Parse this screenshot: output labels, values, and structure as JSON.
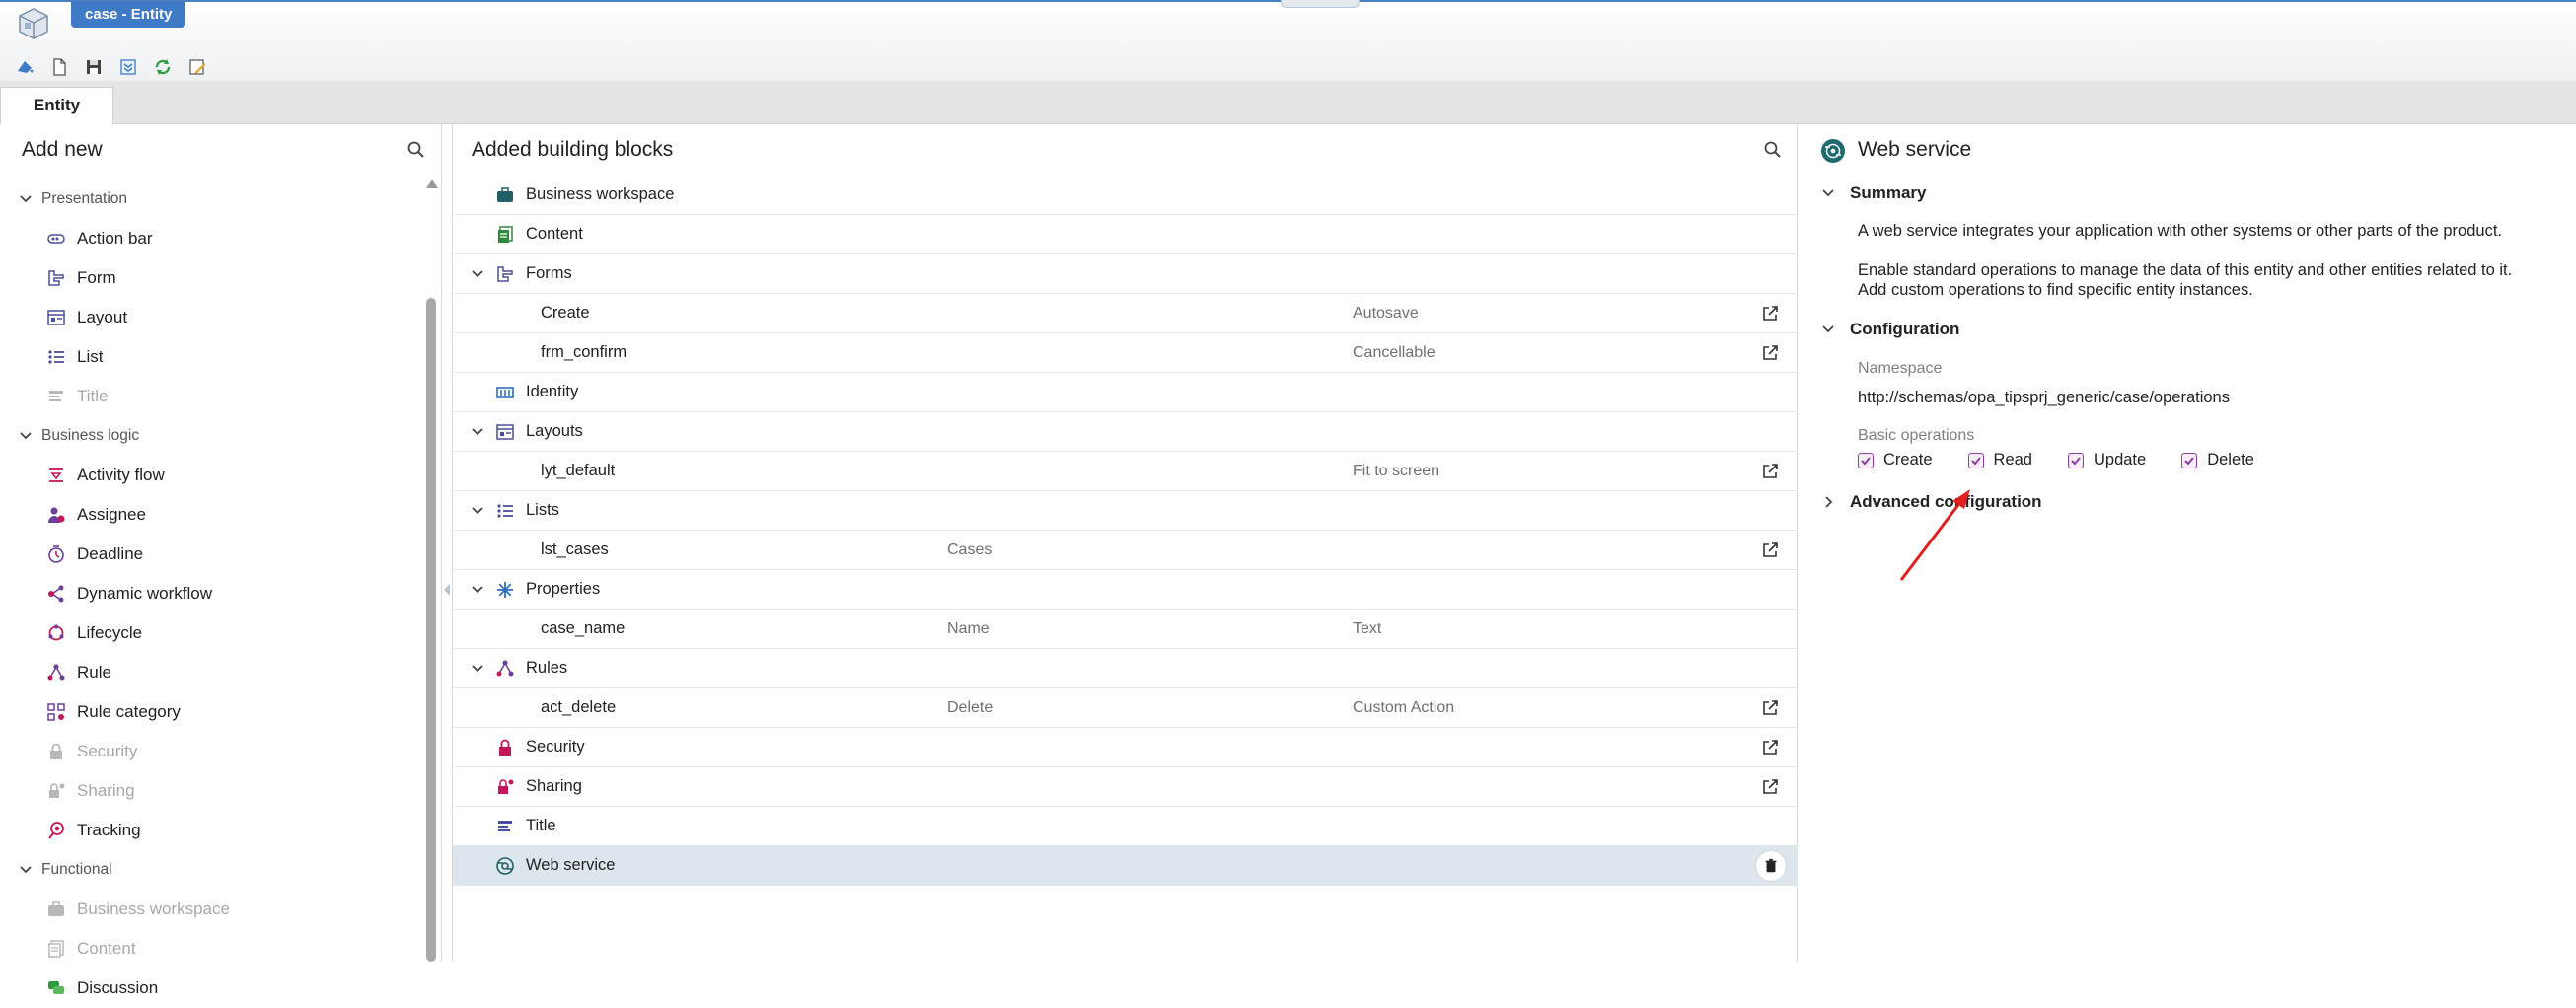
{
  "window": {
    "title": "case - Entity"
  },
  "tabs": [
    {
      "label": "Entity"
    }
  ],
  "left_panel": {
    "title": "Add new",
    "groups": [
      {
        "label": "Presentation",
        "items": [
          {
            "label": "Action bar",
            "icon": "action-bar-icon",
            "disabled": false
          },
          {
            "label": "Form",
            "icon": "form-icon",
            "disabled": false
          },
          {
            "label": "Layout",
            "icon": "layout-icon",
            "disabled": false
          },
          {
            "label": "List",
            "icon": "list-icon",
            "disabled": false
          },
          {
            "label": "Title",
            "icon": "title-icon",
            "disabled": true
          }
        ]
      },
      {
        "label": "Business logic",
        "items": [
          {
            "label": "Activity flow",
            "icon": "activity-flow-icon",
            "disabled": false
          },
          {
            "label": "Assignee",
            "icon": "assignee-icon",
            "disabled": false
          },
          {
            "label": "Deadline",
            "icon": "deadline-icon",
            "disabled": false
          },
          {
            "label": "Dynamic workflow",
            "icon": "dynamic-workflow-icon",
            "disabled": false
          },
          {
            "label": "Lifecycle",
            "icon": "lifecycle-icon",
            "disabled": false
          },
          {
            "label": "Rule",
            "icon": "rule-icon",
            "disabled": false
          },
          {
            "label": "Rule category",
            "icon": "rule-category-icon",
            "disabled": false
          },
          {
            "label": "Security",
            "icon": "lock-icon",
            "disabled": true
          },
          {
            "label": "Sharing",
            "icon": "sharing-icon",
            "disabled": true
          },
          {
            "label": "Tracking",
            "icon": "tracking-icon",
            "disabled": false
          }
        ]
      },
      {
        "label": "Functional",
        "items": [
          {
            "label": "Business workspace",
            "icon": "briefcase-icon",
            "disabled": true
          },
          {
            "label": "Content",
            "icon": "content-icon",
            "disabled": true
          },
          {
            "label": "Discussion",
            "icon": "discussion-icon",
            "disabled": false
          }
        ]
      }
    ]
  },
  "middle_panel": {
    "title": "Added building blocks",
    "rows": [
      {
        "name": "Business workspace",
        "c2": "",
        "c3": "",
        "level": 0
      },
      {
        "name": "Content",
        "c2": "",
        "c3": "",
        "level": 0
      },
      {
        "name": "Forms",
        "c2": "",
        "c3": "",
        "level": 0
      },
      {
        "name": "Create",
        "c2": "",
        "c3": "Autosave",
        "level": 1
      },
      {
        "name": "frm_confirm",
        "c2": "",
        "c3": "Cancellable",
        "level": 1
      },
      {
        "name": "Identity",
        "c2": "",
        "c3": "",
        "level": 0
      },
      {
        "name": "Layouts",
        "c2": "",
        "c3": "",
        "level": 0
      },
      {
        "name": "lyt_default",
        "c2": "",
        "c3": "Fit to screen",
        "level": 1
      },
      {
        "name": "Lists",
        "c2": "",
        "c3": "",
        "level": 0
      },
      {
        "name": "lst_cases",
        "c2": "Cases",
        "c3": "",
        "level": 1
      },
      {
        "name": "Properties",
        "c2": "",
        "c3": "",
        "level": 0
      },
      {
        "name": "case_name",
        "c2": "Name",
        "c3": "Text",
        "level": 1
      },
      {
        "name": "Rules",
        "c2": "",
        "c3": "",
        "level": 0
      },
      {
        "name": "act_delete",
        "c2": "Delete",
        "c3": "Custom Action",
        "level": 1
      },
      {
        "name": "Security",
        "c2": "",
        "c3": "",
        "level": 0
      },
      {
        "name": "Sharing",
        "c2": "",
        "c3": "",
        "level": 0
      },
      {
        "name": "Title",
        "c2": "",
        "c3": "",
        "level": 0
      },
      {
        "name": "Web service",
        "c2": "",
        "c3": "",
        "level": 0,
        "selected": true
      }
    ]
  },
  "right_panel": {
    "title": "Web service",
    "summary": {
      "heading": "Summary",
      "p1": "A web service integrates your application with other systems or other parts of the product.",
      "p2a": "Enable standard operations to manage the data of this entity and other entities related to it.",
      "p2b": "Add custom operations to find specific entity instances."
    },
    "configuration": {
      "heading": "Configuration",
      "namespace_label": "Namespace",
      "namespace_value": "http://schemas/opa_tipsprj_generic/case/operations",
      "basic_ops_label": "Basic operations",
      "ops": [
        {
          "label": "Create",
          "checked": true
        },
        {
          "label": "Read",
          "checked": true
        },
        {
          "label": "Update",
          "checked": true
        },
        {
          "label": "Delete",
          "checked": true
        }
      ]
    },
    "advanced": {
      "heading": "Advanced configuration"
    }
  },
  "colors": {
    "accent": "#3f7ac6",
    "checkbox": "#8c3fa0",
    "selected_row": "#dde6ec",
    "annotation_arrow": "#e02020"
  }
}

◆ PROBLEM
Check each line of the entries above for the word "category". List the ones that have it.

◆ RESPONSE FOR THIS EXERCISE
            "label": "Rule category",
            "icon": "rule-category-icon",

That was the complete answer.